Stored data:
----

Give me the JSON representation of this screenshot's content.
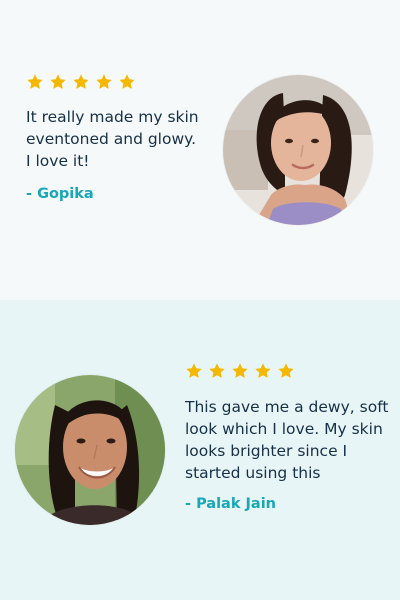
{
  "accent_color": "#17a7b8",
  "star_color": "#f5b800",
  "reviews": [
    {
      "rating": 5,
      "quote": "It really made my skin\neventoned and glowy.\nI love it!",
      "author": "- Gopika"
    },
    {
      "rating": 5,
      "quote": "This gave me a dewy, soft\nlook which I love. My skin\nlooks brighter since I\nstarted using this",
      "author": "- Palak Jain"
    }
  ]
}
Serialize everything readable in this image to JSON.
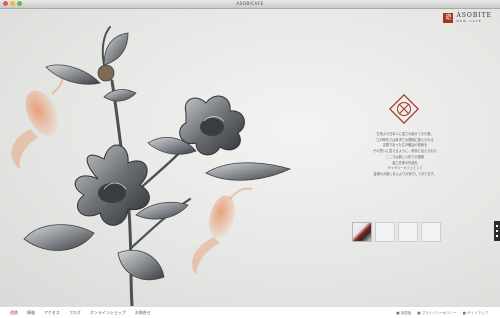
{
  "window": {
    "title": "ASOBICAFE"
  },
  "brand": {
    "mark": "遊",
    "name": "ASOBITE",
    "sub": "NEW CAFE"
  },
  "intro": {
    "lines": [
      "古来より日本人に愛され続けてきた鉄。",
      "江戸時代では東洋三大発明に数えられる",
      "名物であった江戸鍛冶の技術を",
      "その思いに答えるように、現代に伝えられた",
      "ここでは新しい形での提案",
      "金工作家の作品を",
      "ギャラリーカフェとして",
      "皆様のお越しを心よりお待ちしております。"
    ]
  },
  "thumbs": [
    {
      "name": "thumb-1"
    },
    {
      "name": "thumb-2"
    },
    {
      "name": "thumb-3"
    },
    {
      "name": "thumb-4"
    }
  ],
  "nav": [
    "遊鉄",
    "情報",
    "アクセス",
    "ブログ",
    "オンラインショップ",
    "お問合せ"
  ],
  "footer_links": [
    "■ 英語版",
    "■ プライバシーポリシー",
    "■ サイトマップ"
  ],
  "colors": {
    "accent": "#a3341f",
    "goldfish": "#e8956a",
    "metal": "#5c6064"
  }
}
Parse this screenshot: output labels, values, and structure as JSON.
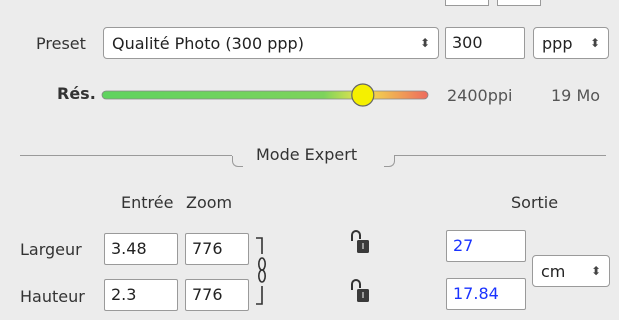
{
  "preset": {
    "label": "Preset",
    "value": "Qualité Photo (300 ppp)",
    "resolution_value": "300",
    "unit_value": "ppp"
  },
  "resolution": {
    "label": "Rés.",
    "slider_level_percent": 80,
    "ppi_text": "2400ppi",
    "size_text": "19 Mo"
  },
  "section": {
    "title": "Mode Expert"
  },
  "columns": {
    "entree": "Entrée",
    "zoom": "Zoom",
    "sortie": "Sortie"
  },
  "rows": {
    "width": {
      "label": "Largeur",
      "entree": "3.48",
      "zoom": "776",
      "sortie": "27"
    },
    "height": {
      "label": "Hauteur",
      "entree": "2.3",
      "zoom": "776",
      "sortie": "17.84"
    }
  },
  "output_unit": "cm",
  "colors": {
    "output_text": "#1a33ff",
    "slider_knob": "#f5f000"
  },
  "icons": [
    "chain-link-icon",
    "lock-open-icon",
    "updown-arrows-icon"
  ]
}
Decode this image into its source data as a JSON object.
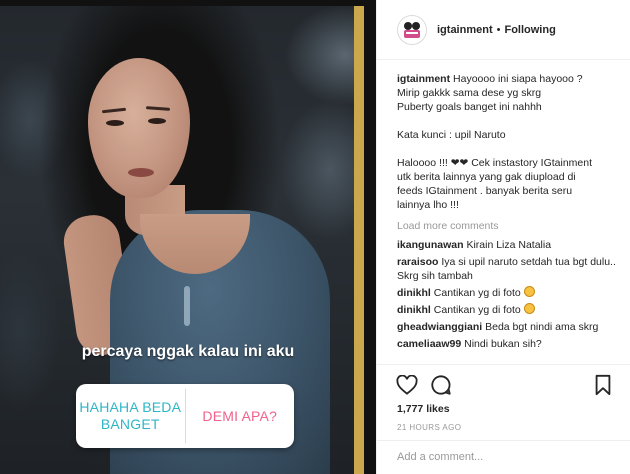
{
  "story": {
    "overlay_text": "percaya nggak kalau ini aku",
    "poll_option_a": "HAHAHA BEDA BANGET",
    "poll_option_b": "DEMI APA?"
  },
  "header": {
    "username": "igtainment",
    "separator": "•",
    "follow_status": "Following"
  },
  "caption": {
    "username": "igtainment",
    "lines": [
      "Hayoooo ini siapa hayooo ?",
      "Mirip gakkk sama dese yg skrg",
      "Puberty goals banget ini nahhh",
      "",
      "Kata kunci : upil Naruto",
      "",
      "Haloooo !!! ❤❤ Cek instastory IGtainment",
      "utk berita lainnya yang gak diupload di",
      "feeds IGtainment . banyak berita seru",
      "lainnya lho !!!"
    ]
  },
  "load_more": "Load more comments",
  "comments": [
    {
      "user": "ikangunawan",
      "text": "Kirain Liza Natalia"
    },
    {
      "user": "raraisoo",
      "text": "Iya si upil naruto setdah tua bgt dulu.. Skrg sih tambah"
    },
    {
      "user": "dinikhl",
      "text": "Cantikan yg di foto"
    },
    {
      "user": "dinikhl",
      "text": "Cantikan yg di foto"
    },
    {
      "user": "gheadwianggiani",
      "text": "Beda bgt nindi ama skrg"
    },
    {
      "user": "cameliaaw99",
      "text": "Nindi bukan sih?"
    }
  ],
  "likes": "1,777 likes",
  "time": "21 HOURS AGO",
  "add_comment_placeholder": "Add a comment...",
  "icons": {
    "like": "heart-icon",
    "comment": "comment-icon",
    "save": "bookmark-icon",
    "emoji": "laughing-face-emoji"
  }
}
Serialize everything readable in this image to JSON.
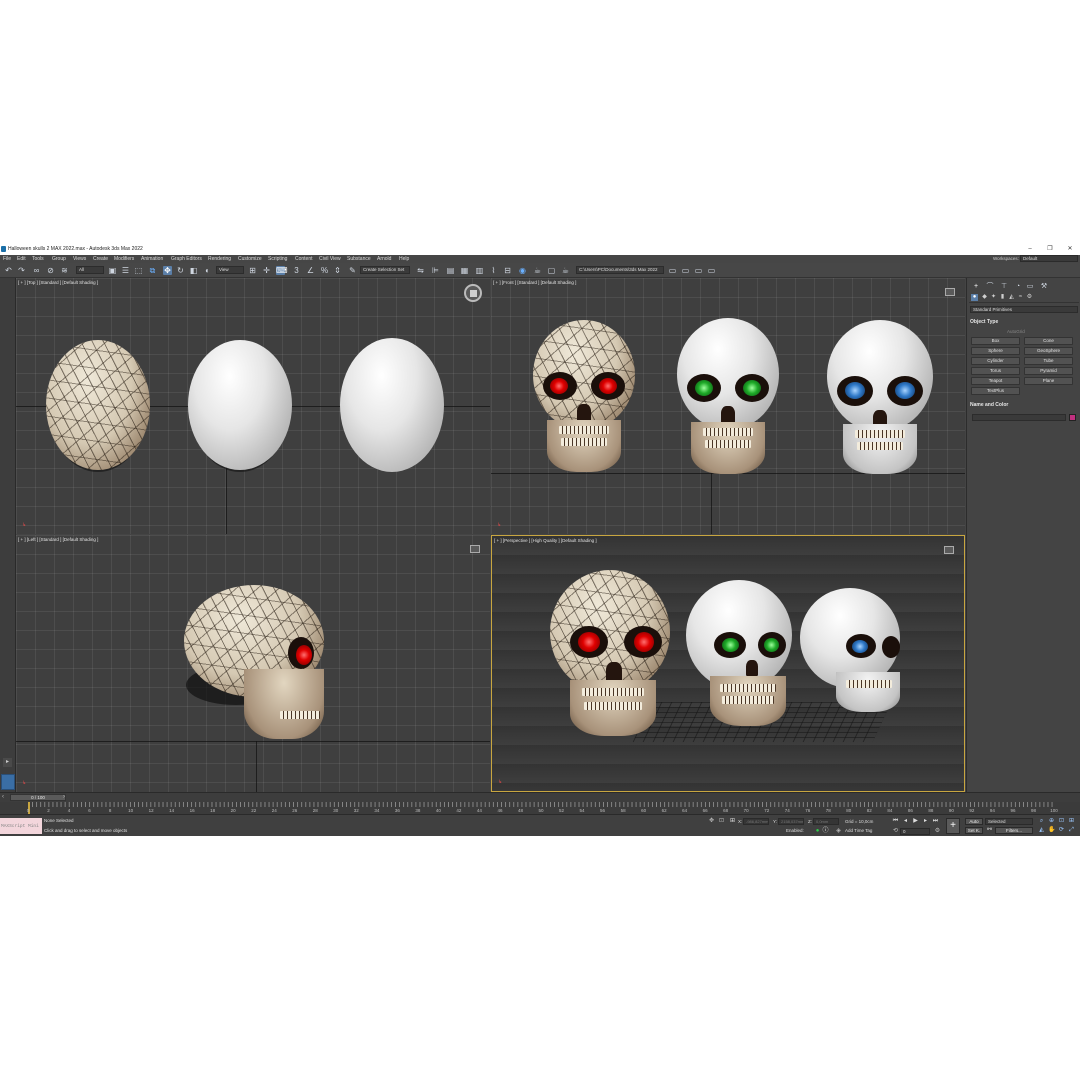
{
  "window": {
    "title": "Halloween skulls 2 MAX 2022.max - Autodesk 3ds Max 2022",
    "controls": [
      "–",
      "❐",
      "✕"
    ]
  },
  "menu": {
    "items": [
      "File",
      "Edit",
      "Tools",
      "Group",
      "Views",
      "Create",
      "Modifiers",
      "Animation",
      "Graph Editors",
      "Rendering",
      "Customize",
      "Scripting",
      "Content",
      "Civil View",
      "Substance",
      "Arnold",
      "Help"
    ],
    "workspace_label": "Workspaces:",
    "workspace_value": "Default"
  },
  "toolbar": {
    "selection_filter": "All",
    "ref_coord": "View",
    "named_selection_placeholder": "Create Selection Set",
    "project_path": "C:\\Users\\PC\\Documents\\3ds Max 2022",
    "icons": [
      "undo-icon",
      "redo-icon",
      "link-icon",
      "unlink-icon",
      "bind-spacewarp-icon",
      "select-object-icon",
      "select-by-name-icon",
      "rect-region-icon",
      "window-crossing-icon",
      "select-move-icon",
      "select-rotate-icon",
      "select-scale-icon",
      "placement-icon",
      "snaps-toggle-icon",
      "angle-snap-icon",
      "percent-snap-icon",
      "spinner-snap-icon",
      "mirror-icon",
      "align-icon",
      "scene-explorer-icon",
      "layer-explorer-icon",
      "ribbon-icon",
      "curve-editor-icon",
      "schematic-icon",
      "material-editor-icon",
      "render-setup-icon",
      "rendered-frame-icon",
      "render-icon"
    ]
  },
  "viewports": {
    "top": {
      "label": "[ + ] [Top ] [Standard ] [Default Shading ]"
    },
    "front": {
      "label": "[ + ] [Front ] [Standard ] [Default Shading ]"
    },
    "left": {
      "label": "[ + ] [Left ] [Standard ] [Default Shading ]"
    },
    "perspective": {
      "label": "[ + ] [Perspective ] [High Quality ] [Default Shading ]"
    }
  },
  "command_panel": {
    "tabs": [
      "create-tab-icon",
      "modify-tab-icon",
      "hierarchy-tab-icon",
      "motion-tab-icon",
      "display-tab-icon",
      "utilities-tab-icon"
    ],
    "category": "Standard Primitives",
    "object_type_header": "Object Type",
    "autogrid_label": "AutoGrid",
    "buttons": [
      "Box",
      "Cone",
      "Sphere",
      "GeoSphere",
      "Cylinder",
      "Tube",
      "Torus",
      "Pyramid",
      "Teapot",
      "Plane",
      "TextPlus"
    ],
    "name_color_header": "Name and Color",
    "swatch_color": "#c0307f"
  },
  "timeline": {
    "frame_display": "0 / 100",
    "ticks": [
      "0",
      "2",
      "4",
      "6",
      "8",
      "10",
      "12",
      "14",
      "16",
      "18",
      "20",
      "22",
      "24",
      "26",
      "28",
      "30",
      "32",
      "34",
      "36",
      "38",
      "40",
      "42",
      "44",
      "46",
      "48",
      "50",
      "52",
      "54",
      "56",
      "58",
      "60",
      "62",
      "64",
      "66",
      "68",
      "70",
      "72",
      "74",
      "76",
      "78",
      "80",
      "82",
      "84",
      "86",
      "88",
      "90",
      "92",
      "94",
      "96",
      "98",
      "100"
    ]
  },
  "status": {
    "maxscript": "MAXScript Mini",
    "selection": "None Selected",
    "prompt": "Click and drag to select and move objects",
    "x_label": "X:",
    "y_label": "Y:",
    "z_label": "Z:",
    "x_value": "-986,827mm",
    "y_value": "2158,037mm",
    "z_value": "0,0mm",
    "grid": "Grid = 10,0cm",
    "enabled": "Enabled:",
    "add_time_tag": "Add Time Tag",
    "auto": "Auto",
    "set_key": "Set K.",
    "key_filter_value": "Selected",
    "filters": "Filters...",
    "frame_spinner": "0"
  }
}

----

# Challenge:
Lines containing the string "Shading" are to be selected and copied.

# Written solution:
      "label": "[ + ] [Top ] [Standard ] [Default Shading ]"
      "label": "[ + ] [Front ] [Standard ] [Default Shading ]"
      "label": "[ + ] [Left ] [Standard ] [Default Shading ]"
      "label": "[ + ] [Perspective ] [High Quality ] [Default Shading ]"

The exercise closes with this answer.